— START OF Data in this exercise —
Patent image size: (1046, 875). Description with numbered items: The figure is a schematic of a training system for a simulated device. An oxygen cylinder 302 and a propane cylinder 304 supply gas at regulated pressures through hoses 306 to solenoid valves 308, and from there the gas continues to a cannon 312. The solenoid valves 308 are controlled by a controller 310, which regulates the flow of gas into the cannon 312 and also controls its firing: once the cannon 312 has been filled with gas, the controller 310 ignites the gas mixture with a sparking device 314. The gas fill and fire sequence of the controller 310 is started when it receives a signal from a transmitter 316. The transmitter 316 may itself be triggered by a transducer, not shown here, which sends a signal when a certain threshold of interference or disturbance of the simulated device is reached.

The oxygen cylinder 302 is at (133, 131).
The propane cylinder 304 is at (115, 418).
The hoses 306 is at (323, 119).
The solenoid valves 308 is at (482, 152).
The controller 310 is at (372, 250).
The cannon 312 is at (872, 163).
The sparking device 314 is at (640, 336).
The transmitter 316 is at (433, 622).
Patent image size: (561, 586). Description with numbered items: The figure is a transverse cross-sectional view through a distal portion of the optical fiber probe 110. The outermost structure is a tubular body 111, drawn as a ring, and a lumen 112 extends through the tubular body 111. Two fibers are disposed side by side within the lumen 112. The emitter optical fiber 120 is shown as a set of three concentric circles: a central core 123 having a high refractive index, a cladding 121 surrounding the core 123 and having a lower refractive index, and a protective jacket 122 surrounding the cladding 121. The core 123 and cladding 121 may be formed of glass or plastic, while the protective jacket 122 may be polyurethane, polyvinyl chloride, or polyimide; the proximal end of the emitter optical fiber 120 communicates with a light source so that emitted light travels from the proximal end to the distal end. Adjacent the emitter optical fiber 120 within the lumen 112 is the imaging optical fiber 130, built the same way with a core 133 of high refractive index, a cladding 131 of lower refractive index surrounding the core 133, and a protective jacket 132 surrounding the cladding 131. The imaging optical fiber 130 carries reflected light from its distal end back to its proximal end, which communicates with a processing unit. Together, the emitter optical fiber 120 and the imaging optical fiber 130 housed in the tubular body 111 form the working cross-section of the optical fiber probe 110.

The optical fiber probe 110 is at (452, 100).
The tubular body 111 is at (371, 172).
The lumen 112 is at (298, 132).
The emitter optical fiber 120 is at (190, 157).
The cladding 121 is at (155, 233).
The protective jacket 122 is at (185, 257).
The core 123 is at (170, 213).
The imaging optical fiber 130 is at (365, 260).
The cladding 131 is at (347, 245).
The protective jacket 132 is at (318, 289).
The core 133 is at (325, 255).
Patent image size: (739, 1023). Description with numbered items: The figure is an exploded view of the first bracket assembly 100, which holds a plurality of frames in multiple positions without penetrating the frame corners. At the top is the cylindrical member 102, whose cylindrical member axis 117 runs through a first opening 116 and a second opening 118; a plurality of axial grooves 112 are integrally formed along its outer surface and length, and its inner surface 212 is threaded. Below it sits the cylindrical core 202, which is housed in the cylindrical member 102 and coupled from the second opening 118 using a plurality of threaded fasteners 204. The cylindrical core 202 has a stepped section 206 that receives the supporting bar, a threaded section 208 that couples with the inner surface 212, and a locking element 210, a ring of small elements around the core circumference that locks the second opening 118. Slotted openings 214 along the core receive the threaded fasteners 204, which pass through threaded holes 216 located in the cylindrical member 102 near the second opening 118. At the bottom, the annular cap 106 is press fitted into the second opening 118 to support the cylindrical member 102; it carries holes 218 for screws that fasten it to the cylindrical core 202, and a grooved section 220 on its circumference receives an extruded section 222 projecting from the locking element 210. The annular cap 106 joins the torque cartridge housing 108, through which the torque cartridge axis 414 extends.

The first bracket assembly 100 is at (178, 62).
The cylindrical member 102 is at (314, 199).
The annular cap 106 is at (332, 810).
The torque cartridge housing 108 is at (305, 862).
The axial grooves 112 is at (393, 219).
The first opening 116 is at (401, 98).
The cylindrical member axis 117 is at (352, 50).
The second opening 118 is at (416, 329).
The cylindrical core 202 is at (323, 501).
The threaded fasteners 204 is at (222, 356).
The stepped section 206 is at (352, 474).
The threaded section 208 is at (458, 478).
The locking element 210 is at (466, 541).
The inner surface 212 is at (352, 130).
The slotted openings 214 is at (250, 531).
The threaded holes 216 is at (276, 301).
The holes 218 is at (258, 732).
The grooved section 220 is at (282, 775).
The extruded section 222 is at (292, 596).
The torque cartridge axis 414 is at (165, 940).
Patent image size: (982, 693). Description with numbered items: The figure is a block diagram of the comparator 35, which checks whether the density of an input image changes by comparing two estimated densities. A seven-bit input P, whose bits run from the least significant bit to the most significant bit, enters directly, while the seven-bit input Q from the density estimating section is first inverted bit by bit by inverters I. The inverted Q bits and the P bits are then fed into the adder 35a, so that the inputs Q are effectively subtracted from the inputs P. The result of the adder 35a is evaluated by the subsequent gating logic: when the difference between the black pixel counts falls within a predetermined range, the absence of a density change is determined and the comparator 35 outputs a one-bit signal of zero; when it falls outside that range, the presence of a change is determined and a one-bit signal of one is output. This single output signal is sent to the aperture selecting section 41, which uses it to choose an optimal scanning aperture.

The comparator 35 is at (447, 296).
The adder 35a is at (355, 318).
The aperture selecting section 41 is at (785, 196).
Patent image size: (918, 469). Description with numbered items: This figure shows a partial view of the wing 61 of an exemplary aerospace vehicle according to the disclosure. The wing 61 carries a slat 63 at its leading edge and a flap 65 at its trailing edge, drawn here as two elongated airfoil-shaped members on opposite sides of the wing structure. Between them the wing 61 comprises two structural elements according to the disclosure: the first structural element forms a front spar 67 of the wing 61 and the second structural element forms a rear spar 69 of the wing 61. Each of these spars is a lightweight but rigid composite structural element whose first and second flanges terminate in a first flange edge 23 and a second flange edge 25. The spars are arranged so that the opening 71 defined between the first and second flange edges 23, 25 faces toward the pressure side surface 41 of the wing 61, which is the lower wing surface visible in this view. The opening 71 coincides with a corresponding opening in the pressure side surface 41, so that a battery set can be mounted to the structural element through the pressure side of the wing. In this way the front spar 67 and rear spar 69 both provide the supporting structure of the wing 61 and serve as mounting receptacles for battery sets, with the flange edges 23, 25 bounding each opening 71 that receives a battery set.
— END OF Data in this exercise —
Reproduce all of the rows above word for word, in the same order.

Patent image size: (1046, 875). Description with numbered items: The figure is a schematic of a training system for a simulated device. An oxygen cylinder 302 and a propane cylinder 304 supply gas at regulated pressures through hoses 306 to solenoid valves 308, and from there the gas continues to a cannon 312. The solenoid valves 308 are controlled by a controller 310, which regulates the flow of gas into the cannon 312 and also controls its firing: once the cannon 312 has been filled with gas, the controller 310 ignites the gas mixture with a sparking device 314. The gas fill and fire sequence of the controller 310 is started when it receives a signal from a transmitter 316. The transmitter 316 may itself be triggered by a transducer, not shown here, which sends a signal when a certain threshold of interference or disturbance of the simulated device is reached.

The oxygen cylinder 302 is at (133, 131).
The propane cylinder 304 is at (115, 418).
The hoses 306 is at (323, 119).
The solenoid valves 308 is at (482, 152).
The controller 310 is at (372, 250).
The cannon 312 is at (872, 163).
The sparking device 314 is at (640, 336).
The transmitter 316 is at (433, 622).
Patent image size: (561, 586). Description with numbered items: The figure is a transverse cross-sectional view through a distal portion of the optical fiber probe 110. The outermost structure is a tubular body 111, drawn as a ring, and a lumen 112 extends through the tubular body 111. Two fibers are disposed side by side within the lumen 112. The emitter optical fiber 120 is shown as a set of three concentric circles: a central core 123 having a high refractive index, a cladding 121 surrounding the core 123 and having a lower refractive index, and a protective jacket 122 surrounding the cladding 121. The core 123 and cladding 121 may be formed of glass or plastic, while the protective jacket 122 may be polyurethane, polyvinyl chloride, or polyimide; the proximal end of the emitter optical fiber 120 communicates with a light source so that emitted light travels from the proximal end to the distal end. Adjacent the emitter optical fiber 120 within the lumen 112 is the imaging optical fiber 130, built the same way with a core 133 of high refractive index, a cladding 131 of lower refractive index surrounding the core 133, and a protective jacket 132 surrounding the cladding 131. The imaging optical fiber 130 carries reflected light from its distal end back to its proximal end, which communicates with a processing unit. Together, the emitter optical fiber 120 and the imaging optical fiber 130 housed in the tubular body 111 form the working cross-section of the optical fiber probe 110.

The optical fiber probe 110 is at (452, 100).
The tubular body 111 is at (371, 172).
The lumen 112 is at (298, 132).
The emitter optical fiber 120 is at (190, 157).
The cladding 121 is at (155, 233).
The protective jacket 122 is at (185, 257).
The core 123 is at (170, 213).
The imaging optical fiber 130 is at (365, 260).
The cladding 131 is at (347, 245).
The protective jacket 132 is at (318, 289).
The core 133 is at (325, 255).
Patent image size: (739, 1023). Description with numbered items: The figure is an exploded view of the first bracket assembly 100, which holds a plurality of frames in multiple positions without penetrating the frame corners. At the top is the cylindrical member 102, whose cylindrical member axis 117 runs through a first opening 116 and a second opening 118; a plurality of axial grooves 112 are integrally formed along its outer surface and length, and its inner surface 212 is threaded. Below it sits the cylindrical core 202, which is housed in the cylindrical member 102 and coupled from the second opening 118 using a plurality of threaded fasteners 204. The cylindrical core 202 has a stepped section 206 that receives the supporting bar, a threaded section 208 that couples with the inner surface 212, and a locking element 210, a ring of small elements around the core circumference that locks the second opening 118. Slotted openings 214 along the core receive the threaded fasteners 204, which pass through threaded holes 216 located in the cylindrical member 102 near the second opening 118. At the bottom, the annular cap 106 is press fitted into the second opening 118 to support the cylindrical member 102; it carries holes 218 for screws that fasten it to the cylindrical core 202, and a grooved section 220 on its circumference receives an extruded section 222 projecting from the locking element 210. The annular cap 106 joins the torque cartridge housing 108, through which the torque cartridge axis 414 extends.

The first bracket assembly 100 is at (178, 62).
The cylindrical member 102 is at (314, 199).
The annular cap 106 is at (332, 810).
The torque cartridge housing 108 is at (305, 862).
The axial grooves 112 is at (393, 219).
The first opening 116 is at (401, 98).
The cylindrical member axis 117 is at (352, 50).
The second opening 118 is at (416, 329).
The cylindrical core 202 is at (323, 501).
The threaded fasteners 204 is at (222, 356).
The stepped section 206 is at (352, 474).
The threaded section 208 is at (458, 478).
The locking element 210 is at (466, 541).
The inner surface 212 is at (352, 130).
The slotted openings 214 is at (250, 531).
The threaded holes 216 is at (276, 301).
The holes 218 is at (258, 732).
The grooved section 220 is at (282, 775).
The extruded section 222 is at (292, 596).
The torque cartridge axis 414 is at (165, 940).
Patent image size: (982, 693). Description with numbered items: The figure is a block diagram of the comparator 35, which checks whether the density of an input image changes by comparing two estimated densities. A seven-bit input P, whose bits run from the least significant bit to the most significant bit, enters directly, while the seven-bit input Q from the density estimating section is first inverted bit by bit by inverters I. The inverted Q bits and the P bits are then fed into the adder 35a, so that the inputs Q are effectively subtracted from the inputs P. The result of the adder 35a is evaluated by the subsequent gating logic: when the difference between the black pixel counts falls within a predetermined range, the absence of a density change is determined and the comparator 35 outputs a one-bit signal of zero; when it falls outside that range, the presence of a change is determined and a one-bit signal of one is output. This single output signal is sent to the aperture selecting section 41, which uses it to choose an optimal scanning aperture.

The comparator 35 is at (447, 296).
The adder 35a is at (355, 318).
The aperture selecting section 41 is at (785, 196).
Patent image size: (918, 469). Description with numbered items: This figure shows a partial view of the wing 61 of an exemplary aerospace vehicle according to the disclosure. The wing 61 carries a slat 63 at its leading edge and a flap 65 at its trailing edge, drawn here as two elongated airfoil-shaped members on opposite sides of the wing structure. Between them the wing 61 comprises two structural elements according to the disclosure: the first structural element forms a front spar 67 of the wing 61 and the second structural element forms a rear spar 69 of the wing 61. Each of these spars is a lightweight but rigid composite structural element whose first and second flanges terminate in a first flange edge 23 and a second flange edge 25. The spars are arranged so that the opening 71 defined between the first and second flange edges 23, 25 faces toward the pressure side surface 41 of the wing 61, which is the lower wing surface visible in this view. The opening 71 coincides with a corresponding opening in the pressure side surface 41, so that a battery set can be mounted to the structural element through the pressure side of the wing. In this way the front spar 67 and rear spar 69 both provide the supporting structure of the wing 61 and serve as mounting receptacles for battery sets, with the flange edges 23, 25 bounding each opening 71 that receives a battery set.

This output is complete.